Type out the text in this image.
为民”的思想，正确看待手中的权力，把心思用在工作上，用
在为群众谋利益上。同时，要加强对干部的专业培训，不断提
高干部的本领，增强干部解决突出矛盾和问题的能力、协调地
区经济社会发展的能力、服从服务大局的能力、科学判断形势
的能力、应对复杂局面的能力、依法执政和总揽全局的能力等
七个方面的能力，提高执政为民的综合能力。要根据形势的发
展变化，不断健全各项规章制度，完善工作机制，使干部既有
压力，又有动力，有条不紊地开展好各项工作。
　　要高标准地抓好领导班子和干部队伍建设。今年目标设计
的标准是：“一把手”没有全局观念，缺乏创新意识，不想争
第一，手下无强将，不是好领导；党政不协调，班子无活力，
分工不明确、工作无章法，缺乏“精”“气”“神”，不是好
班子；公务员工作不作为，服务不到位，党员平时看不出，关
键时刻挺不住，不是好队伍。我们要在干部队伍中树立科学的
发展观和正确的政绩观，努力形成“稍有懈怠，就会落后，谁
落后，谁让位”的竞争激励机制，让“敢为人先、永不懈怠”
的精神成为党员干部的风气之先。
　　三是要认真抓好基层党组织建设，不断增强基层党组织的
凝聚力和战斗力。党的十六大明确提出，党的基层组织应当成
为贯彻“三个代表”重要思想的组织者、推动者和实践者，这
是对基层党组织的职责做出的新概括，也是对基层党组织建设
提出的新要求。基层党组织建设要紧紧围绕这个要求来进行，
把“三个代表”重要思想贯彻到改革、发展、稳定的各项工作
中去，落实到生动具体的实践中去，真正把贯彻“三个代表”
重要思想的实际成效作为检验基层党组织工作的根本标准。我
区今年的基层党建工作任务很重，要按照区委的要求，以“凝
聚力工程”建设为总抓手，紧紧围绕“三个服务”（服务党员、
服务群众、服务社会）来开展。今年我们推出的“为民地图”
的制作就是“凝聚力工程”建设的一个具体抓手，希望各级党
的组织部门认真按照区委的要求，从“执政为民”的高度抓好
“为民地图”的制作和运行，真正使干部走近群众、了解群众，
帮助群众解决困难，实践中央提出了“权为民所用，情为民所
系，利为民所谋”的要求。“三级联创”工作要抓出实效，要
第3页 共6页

**STATED TASK:** Find the word "三个代表" in the records and pull out each line that has it.

**REPLY:**
为贯彻“三个代表”重要思想的组织者、推动者和实践者，这
把“三个代表”重要思想贯彻到改革、发展、稳定的各项工作
中去，落实到生动具体的实践中去，真正把贯彻“三个代表”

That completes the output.